### [GOAL]
From the listing below, pull out the lines that hold "this".

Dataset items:
— start —

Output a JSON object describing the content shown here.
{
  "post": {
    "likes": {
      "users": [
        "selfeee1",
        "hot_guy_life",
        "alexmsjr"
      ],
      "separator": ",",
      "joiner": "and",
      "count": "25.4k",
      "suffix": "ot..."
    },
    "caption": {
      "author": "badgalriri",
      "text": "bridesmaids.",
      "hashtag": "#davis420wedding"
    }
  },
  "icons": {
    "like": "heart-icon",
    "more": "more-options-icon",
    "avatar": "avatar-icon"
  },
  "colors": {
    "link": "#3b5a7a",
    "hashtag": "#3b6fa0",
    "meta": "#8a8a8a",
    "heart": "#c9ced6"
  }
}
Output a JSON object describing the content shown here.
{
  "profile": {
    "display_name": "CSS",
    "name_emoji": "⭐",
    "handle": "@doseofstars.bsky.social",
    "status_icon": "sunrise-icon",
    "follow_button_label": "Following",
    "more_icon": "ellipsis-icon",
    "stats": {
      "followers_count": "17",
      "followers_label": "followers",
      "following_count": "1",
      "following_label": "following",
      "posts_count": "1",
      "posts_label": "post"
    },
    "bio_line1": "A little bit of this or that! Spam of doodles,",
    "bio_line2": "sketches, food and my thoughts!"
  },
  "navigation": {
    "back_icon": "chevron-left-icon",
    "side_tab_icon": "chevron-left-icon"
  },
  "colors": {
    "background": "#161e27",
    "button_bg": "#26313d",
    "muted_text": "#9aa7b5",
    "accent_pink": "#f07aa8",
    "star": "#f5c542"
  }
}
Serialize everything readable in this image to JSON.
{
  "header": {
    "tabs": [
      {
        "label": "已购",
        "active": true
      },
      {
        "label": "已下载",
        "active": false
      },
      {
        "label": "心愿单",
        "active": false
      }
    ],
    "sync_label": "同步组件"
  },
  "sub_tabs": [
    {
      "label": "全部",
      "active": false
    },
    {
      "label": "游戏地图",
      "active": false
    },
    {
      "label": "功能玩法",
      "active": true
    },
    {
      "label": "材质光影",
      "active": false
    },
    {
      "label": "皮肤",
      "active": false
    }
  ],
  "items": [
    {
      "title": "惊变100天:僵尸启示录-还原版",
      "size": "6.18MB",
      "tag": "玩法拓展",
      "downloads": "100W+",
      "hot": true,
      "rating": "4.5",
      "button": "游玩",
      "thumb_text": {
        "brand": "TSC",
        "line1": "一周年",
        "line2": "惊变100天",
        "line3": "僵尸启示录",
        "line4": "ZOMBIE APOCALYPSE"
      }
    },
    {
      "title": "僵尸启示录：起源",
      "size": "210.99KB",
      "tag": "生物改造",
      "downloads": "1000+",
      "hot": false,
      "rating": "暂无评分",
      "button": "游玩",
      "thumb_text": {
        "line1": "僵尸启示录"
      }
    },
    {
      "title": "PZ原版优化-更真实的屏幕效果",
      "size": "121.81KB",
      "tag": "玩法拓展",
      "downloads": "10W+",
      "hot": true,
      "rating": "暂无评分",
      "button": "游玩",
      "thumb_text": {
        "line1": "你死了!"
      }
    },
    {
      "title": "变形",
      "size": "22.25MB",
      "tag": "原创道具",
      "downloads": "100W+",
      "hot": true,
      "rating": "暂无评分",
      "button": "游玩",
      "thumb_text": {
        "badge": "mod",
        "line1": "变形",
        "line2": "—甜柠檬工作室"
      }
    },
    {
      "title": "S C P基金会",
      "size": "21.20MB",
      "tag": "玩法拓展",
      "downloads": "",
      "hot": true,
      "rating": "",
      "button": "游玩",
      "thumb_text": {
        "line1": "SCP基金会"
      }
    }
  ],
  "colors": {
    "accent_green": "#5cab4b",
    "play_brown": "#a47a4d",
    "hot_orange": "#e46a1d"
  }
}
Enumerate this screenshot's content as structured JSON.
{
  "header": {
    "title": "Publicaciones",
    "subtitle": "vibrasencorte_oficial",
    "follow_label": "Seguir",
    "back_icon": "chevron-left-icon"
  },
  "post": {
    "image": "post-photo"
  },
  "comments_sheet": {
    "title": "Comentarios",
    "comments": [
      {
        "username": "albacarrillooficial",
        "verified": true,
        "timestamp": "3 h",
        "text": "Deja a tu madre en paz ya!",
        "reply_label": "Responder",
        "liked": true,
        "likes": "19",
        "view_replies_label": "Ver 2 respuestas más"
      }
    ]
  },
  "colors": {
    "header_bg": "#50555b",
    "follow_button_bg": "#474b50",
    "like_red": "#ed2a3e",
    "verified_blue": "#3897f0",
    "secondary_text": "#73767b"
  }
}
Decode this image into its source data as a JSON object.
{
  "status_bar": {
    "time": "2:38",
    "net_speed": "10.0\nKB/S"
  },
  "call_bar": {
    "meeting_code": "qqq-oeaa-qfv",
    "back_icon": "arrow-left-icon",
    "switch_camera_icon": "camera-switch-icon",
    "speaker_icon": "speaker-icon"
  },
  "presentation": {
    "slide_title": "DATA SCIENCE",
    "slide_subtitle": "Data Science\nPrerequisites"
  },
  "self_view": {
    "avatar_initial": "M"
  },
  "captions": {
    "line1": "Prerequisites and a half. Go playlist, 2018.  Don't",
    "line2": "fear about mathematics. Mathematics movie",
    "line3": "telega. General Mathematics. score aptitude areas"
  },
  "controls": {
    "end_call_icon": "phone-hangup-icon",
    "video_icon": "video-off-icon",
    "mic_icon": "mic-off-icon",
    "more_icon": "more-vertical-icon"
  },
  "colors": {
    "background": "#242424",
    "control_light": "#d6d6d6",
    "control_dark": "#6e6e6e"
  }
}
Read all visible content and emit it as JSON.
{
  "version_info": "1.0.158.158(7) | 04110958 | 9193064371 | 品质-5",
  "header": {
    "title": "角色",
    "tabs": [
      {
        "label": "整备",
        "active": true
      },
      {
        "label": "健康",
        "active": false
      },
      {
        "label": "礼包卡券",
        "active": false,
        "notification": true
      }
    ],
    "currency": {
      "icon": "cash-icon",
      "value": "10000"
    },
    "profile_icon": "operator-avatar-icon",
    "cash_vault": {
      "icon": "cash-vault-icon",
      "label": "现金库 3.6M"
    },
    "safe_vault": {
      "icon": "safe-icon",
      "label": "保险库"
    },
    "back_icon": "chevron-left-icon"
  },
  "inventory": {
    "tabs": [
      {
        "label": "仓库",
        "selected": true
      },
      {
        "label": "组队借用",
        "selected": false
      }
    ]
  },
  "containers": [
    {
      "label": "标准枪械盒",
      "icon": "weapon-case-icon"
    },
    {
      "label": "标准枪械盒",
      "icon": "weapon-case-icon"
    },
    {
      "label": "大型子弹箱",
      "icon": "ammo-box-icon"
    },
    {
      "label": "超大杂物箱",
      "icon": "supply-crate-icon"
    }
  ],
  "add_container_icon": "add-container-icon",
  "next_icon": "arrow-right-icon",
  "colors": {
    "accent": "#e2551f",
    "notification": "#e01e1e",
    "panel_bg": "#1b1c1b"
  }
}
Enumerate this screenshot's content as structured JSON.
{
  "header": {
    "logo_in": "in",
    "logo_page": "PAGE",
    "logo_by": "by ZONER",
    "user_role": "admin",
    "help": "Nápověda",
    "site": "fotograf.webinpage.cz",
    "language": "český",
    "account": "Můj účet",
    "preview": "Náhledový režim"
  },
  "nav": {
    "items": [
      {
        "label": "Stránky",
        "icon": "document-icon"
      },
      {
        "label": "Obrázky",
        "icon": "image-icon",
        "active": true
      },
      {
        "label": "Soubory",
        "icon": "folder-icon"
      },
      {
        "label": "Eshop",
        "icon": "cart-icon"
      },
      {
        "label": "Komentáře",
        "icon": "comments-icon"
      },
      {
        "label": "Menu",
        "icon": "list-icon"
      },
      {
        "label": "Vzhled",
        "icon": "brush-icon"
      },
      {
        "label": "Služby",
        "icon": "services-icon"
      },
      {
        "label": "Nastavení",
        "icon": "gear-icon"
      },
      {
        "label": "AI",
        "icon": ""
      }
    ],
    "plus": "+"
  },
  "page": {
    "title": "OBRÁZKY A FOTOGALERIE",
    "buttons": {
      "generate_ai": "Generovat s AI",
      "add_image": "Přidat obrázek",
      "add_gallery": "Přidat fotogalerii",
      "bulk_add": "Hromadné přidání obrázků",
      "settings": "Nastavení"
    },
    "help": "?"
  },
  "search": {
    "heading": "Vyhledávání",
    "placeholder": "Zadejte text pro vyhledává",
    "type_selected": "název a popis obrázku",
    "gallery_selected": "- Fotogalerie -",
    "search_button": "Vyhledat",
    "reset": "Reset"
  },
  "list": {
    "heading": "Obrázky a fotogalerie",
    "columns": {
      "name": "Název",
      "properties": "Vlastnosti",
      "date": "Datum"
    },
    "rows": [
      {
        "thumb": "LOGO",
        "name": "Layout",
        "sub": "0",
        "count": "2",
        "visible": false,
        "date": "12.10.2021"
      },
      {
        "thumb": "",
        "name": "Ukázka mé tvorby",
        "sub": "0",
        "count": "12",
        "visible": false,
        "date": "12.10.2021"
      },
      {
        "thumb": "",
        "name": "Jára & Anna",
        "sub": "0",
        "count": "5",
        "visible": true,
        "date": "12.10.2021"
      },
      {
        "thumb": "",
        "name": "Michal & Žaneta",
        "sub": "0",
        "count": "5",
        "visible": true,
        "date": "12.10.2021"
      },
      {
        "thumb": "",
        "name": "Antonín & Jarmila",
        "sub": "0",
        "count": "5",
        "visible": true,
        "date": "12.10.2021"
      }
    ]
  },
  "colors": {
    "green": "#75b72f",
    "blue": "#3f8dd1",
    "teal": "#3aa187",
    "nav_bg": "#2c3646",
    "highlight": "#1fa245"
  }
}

— end —

### [RESULT]
    "bio_line1": "A little bit of this or that! Spam of doodles,",
Serialize everything readable in this image to JSON.
Enumerate this screenshot's content as structured JSON.
Decode this image into its source data as a JSON object.
Enumerate this screenshot's content as structured JSON.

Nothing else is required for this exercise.